* [Exercise description] Entries follow. Set all of them down as they stand.

##### Data rows

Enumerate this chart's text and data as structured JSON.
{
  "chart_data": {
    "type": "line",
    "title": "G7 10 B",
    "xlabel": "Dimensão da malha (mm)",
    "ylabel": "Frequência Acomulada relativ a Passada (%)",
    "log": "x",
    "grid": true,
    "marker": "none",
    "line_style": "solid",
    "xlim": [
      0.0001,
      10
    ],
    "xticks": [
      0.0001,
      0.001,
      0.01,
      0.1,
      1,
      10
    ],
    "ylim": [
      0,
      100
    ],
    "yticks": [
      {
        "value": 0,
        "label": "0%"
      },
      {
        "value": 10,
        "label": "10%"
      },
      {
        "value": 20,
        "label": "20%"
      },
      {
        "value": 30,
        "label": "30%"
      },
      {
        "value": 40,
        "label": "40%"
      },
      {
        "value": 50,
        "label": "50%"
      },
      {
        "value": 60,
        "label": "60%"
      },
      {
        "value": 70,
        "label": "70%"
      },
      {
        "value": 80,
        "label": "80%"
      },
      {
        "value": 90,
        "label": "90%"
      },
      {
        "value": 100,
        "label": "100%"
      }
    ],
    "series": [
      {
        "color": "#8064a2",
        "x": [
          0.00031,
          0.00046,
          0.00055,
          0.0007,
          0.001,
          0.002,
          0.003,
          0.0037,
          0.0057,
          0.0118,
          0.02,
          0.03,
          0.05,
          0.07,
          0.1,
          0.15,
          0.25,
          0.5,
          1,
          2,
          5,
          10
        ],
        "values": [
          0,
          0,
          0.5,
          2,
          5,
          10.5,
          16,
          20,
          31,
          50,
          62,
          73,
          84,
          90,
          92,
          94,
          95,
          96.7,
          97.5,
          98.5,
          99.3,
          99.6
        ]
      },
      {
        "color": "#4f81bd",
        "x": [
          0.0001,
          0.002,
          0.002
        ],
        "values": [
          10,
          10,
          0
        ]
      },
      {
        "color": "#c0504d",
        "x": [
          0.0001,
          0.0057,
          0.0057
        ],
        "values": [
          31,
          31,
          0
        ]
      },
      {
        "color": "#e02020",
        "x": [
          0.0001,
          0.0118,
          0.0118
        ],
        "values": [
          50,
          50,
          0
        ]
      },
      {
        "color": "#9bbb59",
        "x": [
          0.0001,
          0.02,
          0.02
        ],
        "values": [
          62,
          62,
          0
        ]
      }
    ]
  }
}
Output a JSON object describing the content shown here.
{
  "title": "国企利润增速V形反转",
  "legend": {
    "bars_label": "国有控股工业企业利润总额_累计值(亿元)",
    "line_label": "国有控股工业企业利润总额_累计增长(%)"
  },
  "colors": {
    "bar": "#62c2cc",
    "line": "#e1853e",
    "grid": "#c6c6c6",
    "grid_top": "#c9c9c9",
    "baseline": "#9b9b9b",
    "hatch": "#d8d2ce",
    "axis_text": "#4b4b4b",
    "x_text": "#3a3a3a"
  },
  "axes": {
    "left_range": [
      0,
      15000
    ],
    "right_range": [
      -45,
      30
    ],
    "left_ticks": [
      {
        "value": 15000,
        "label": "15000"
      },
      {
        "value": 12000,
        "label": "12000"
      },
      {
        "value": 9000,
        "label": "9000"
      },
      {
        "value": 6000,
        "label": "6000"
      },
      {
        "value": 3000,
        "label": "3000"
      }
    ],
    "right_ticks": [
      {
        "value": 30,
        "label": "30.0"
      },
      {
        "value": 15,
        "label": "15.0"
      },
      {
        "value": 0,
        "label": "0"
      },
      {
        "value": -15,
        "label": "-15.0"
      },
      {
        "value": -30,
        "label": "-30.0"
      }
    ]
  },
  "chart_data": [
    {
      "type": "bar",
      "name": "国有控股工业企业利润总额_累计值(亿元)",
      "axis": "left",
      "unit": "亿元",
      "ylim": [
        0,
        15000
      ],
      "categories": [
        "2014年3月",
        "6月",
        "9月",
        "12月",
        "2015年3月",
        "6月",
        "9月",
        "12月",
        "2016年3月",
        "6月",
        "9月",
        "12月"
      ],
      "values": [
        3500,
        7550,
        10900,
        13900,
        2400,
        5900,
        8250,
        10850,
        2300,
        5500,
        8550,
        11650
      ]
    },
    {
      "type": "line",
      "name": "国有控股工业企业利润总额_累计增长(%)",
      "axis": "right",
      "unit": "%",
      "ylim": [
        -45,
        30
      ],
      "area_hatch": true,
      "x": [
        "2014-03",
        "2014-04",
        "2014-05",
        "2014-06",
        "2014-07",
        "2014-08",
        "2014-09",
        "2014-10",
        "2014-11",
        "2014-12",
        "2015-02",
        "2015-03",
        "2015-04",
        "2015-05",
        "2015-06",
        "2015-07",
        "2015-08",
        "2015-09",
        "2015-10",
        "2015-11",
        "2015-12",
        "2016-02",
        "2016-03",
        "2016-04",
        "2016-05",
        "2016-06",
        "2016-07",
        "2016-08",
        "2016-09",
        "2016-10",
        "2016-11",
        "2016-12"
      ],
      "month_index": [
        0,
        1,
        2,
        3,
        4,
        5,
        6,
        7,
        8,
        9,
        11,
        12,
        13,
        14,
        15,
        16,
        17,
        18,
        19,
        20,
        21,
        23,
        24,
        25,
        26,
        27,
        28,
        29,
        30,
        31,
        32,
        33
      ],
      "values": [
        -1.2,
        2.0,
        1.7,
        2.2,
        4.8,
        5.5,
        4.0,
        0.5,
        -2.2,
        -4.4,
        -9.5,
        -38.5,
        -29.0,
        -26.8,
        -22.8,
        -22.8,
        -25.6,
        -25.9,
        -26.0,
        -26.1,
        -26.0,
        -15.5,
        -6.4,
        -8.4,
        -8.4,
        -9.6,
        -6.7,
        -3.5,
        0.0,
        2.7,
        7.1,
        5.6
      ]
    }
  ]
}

##########

* [Answer to this task]
Enumerate this chart's text and data as structured JSON.
{
  "chart_data": {
    "type": "line",
    "title": "G7 10 B",
    "xlabel": "Dimensão da malha (mm)",
    "ylabel": "Frequência Acomulada relativ a Passada (%)",
    "log": "x",
    "grid": true,
    "marker": "none",
    "line_style": "solid",
    "xlim": [
      0.0001,
      10
    ],
    "xticks": [
      0.0001,
      0.001,
      0.01,
      0.1,
      1,
      10
    ],
    "ylim": [
      0,
      100
    ],
    "yticks": [
      {
        "value": 0,
        "label": "0%"
      },
      {
        "value": 10,
        "label": "10%"
      },
      {
        "value": 20,
        "label": "20%"
      },
      {
        "value": 30,
        "label": "30%"
      },
      {
        "value": 40,
        "label": "40%"
      },
      {
        "value": 50,
        "label": "50%"
      },
      {
        "value": 60,
        "label": "60%"
      },
      {
        "value": 70,
        "label": "70%"
      },
      {
        "value": 80,
        "label": "80%"
      },
      {
        "value": 90,
        "label": "90%"
      },
      {
        "value": 100,
        "label": "100%"
      }
    ],
    "series": [
      {
        "color": "#8064a2",
        "x": [
          0.00031,
          0.00046,
          0.00055,
          0.0007,
          0.001,
          0.002,
          0.003,
          0.0037,
          0.0057,
          0.0118,
          0.02,
          0.03,
          0.05,
          0.07,
          0.1,
          0.15,
          0.25,
          0.5,
          1,
          2,
          5,
          10
        ],
        "values": [
          0,
          0,
          0.5,
          2,
          5,
          10.5,
          16,
          20,
          31,
          50,
          62,
          73,
          84,
          90,
          92,
          94,
          95,
          96.7,
          97.5,
          98.5,
          99.3,
          99.6
        ]
      },
      {
        "color": "#4f81bd",
        "x": [
          0.0001,
          0.002,
          0.002
        ],
        "values": [
          10,
          10,
          0
        ]
      },
      {
        "color": "#c0504d",
        "x": [
          0.0001,
          0.0057,
          0.0057
        ],
        "values": [
          31,
          31,
          0
        ]
      },
      {
        "color": "#e02020",
        "x": [
          0.0001,
          0.0118,
          0.0118
        ],
        "values": [
          50,
          50,
          0
        ]
      },
      {
        "color": "#9bbb59",
        "x": [
          0.0001,
          0.02,
          0.02
        ],
        "values": [
          62,
          62,
          0
        ]
      }
    ]
  }
}
Output a JSON object describing the content shown here.
{
  "title": "国企利润增速V形反转",
  "legend": {
    "bars_label": "国有控股工业企业利润总额_累计值(亿元)",
    "line_label": "国有控股工业企业利润总额_累计增长(%)"
  },
  "colors": {
    "bar": "#62c2cc",
    "line": "#e1853e",
    "grid": "#c6c6c6",
    "grid_top": "#c9c9c9",
    "baseline": "#9b9b9b",
    "hatch": "#d8d2ce",
    "axis_text": "#4b4b4b",
    "x_text": "#3a3a3a"
  },
  "axes": {
    "left_range": [
      0,
      15000
    ],
    "right_range": [
      -45,
      30
    ],
    "left_ticks": [
      {
        "value": 15000,
        "label": "15000"
      },
      {
        "value": 12000,
        "label": "12000"
      },
      {
        "value": 9000,
        "label": "9000"
      },
      {
        "value": 6000,
        "label": "6000"
      },
      {
        "value": 3000,
        "label": "3000"
      }
    ],
    "right_ticks": [
      {
        "value": 30,
        "label": "30.0"
      },
      {
        "value": 15,
        "label": "15.0"
      },
      {
        "value": 0,
        "label": "0"
      },
      {
        "value": -15,
        "label": "-15.0"
      },
      {
        "value": -30,
        "label": "-30.0"
      }
    ]
  },
  "chart_data": [
    {
      "type": "bar",
      "name": "国有控股工业企业利润总额_累计值(亿元)",
      "axis": "left",
      "unit": "亿元",
      "ylim": [
        0,
        15000
      ],
      "categories": [
        "2014年3月",
        "6月",
        "9月",
        "12月",
        "2015年3月",
        "6月",
        "9月",
        "12月",
        "2016年3月",
        "6月",
        "9月",
        "12月"
      ],
      "values": [
        3500,
        7550,
        10900,
        13900,
        2400,
        5900,
        8250,
        10850,
        2300,
        5500,
        8550,
        11650
      ]
    },
    {
      "type": "line",
      "name": "国有控股工业企业利润总额_累计增长(%)",
      "axis": "right",
      "unit": "%",
      "ylim": [
        -45,
        30
      ],
      "area_hatch": true,
      "x": [
        "2014-03",
        "2014-04",
        "2014-05",
        "2014-06",
        "2014-07",
        "2014-08",
        "2014-09",
        "2014-10",
        "2014-11",
        "2014-12",
        "2015-02",
        "2015-03",
        "2015-04",
        "2015-05",
        "2015-06",
        "2015-07",
        "2015-08",
        "2015-09",
        "2015-10",
        "2015-11",
        "2015-12",
        "2016-02",
        "2016-03",
        "2016-04",
        "2016-05",
        "2016-06",
        "2016-07",
        "2016-08",
        "2016-09",
        "2016-10",
        "2016-11",
        "2016-12"
      ],
      "month_index": [
        0,
        1,
        2,
        3,
        4,
        5,
        6,
        7,
        8,
        9,
        11,
        12,
        13,
        14,
        15,
        16,
        17,
        18,
        19,
        20,
        21,
        23,
        24,
        25,
        26,
        27,
        28,
        29,
        30,
        31,
        32,
        33
      ],
      "values": [
        -1.2,
        2.0,
        1.7,
        2.2,
        4.8,
        5.5,
        4.0,
        0.5,
        -2.2,
        -4.4,
        -9.5,
        -38.5,
        -29.0,
        -26.8,
        -22.8,
        -22.8,
        -25.6,
        -25.9,
        -26.0,
        -26.1,
        -26.0,
        -15.5,
        -6.4,
        -8.4,
        -8.4,
        -9.6,
        -6.7,
        -3.5,
        0.0,
        2.7,
        7.1,
        5.6
      ]
    }
  ]
}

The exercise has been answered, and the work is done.